» Tekst źródłowy
┌──

Ciąg dalszy zapowiedzi kolekcji bielizny firmy Eveden na wiosnę/lato 2011 – kolej na moją faworytkę Fantasie 🙂 Podobno w Zjednoczonym Królestwie to właśnie ona, nie młodzieżowa Freya, jest marką wiodącą wśród marek tego producenta. I nic dziwnego – spokojna klasyka to coś, co każda kobieta ma w swojej szafie, niezależnie od wieku. Zawsze ceniłam tę markę za dobrą jakość i eleganckie wzornictwo, wybaczając jej wysokie ceny. Mówi się jednak, że Fantasie ma potanieć, zbliżając się cenowo do marki Freya – mam nadzieję, że jakość mimo to nie spadnie, a przede wszystkim, że zobaczymy więcej Fantasie w polskich sklepach! W nadchodzącej kolekcji pojawi się kilka bardzo ciekawych wzorów, zwłaszcza z nadrukami – Fantasie nie pozostaje w tyle za Freyą, co mnie cieszy, jako wierną jej fankę 🙂
Burzowe niebo
Znana z tegorocznego lata słodko-różana Felicity w kolejnym sezonie zmienia się prawie nie do poznania: staje się zdecydowanie mroczna! Czerni i stalowym różom towarzyszą oliwkowe liście (znowu oliwka – jej odcienie przewijają się przez całą kolekcję). Występuje, jak wiele miękkich balkonetek, w wersji do miseczki H w kroju side-support (mój ulubiony w Fantasie – z bocznym panelem zbierającym biust do środka), a oprócz tego – w plunge do miseczki G (na zdjęciu poniżej). Ta wersja kolorystyczna nazywa się „storm”, czyli burza. Burza jest dla mnie numerem jeden w tej kolekcji i nie dziwię się, że widnieje na okładce katalogu.

└──

» Dostarczone dane
┌──

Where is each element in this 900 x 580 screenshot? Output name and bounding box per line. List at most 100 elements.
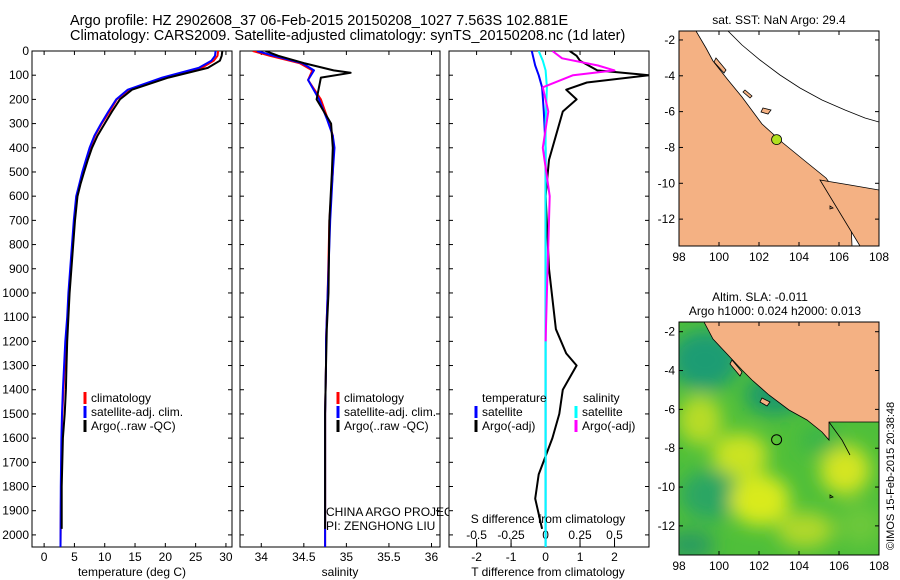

└──

» Treść zadania
• 1. Jak nazywa się wersja kolorystyczna modelu Felicity opisana w tekście o kolekcji Fantasie?
• 2. Dopisz dalszy ciąg tekstu o kolekcji Fantasie, zaczynając od miejsca po jego ostatnim zdaniu.

» Wyniki końcowe
• 1. „Storm”, czyli burza.

• 2.
Drugą, nieco spokojniejszą stylistycznie przedstawicielką klimatu burzowego jest Marie, w pięknym granacie – mój numer dwa (zerknijcie do galerii na dole, żeby dokładniej obejrzeć kryształek :):
W burzowej gamie wystąpi też znowu Belle, żelazny klasyk Fatasie i ulubiony model Madonny 😉 Pojawi się w pięknym srebrze i stalowoniebieskim, oprócz trójki bazowych kolorów (czarny, biały i „bambusowy” beż). Szkoda, że nie powiększa się w tym modelu zakres rozmiarów, zwłaszcza w wyjątkowo udanej balconette, która sięga tylko miseczki FF. Doprawdy, drodzy producenci – czy nie dałoby się tego cudownego biustonosza trochę powiększyć, zamiast kontynuować ten zabytkowy już zakres?
Zostanie z nami także Elodie w kolorze slate (ciemna, łupkowa szarość). A serii pięknych powrotów – Paige, niegdyś w beżach, teraz wystąpi w szarościach. Niestety ta formowana balkonetka tradycyjnie nie wykroczy poza miseczkę G. Cieszy jednak, że wzorzyste „formówki” coraz bardziej zadomawiają się w kolekcjach – oprócz Paige mamy jeszcze znaną już Rhiannon w cielistym beżu z finezyjnym nadrukiem.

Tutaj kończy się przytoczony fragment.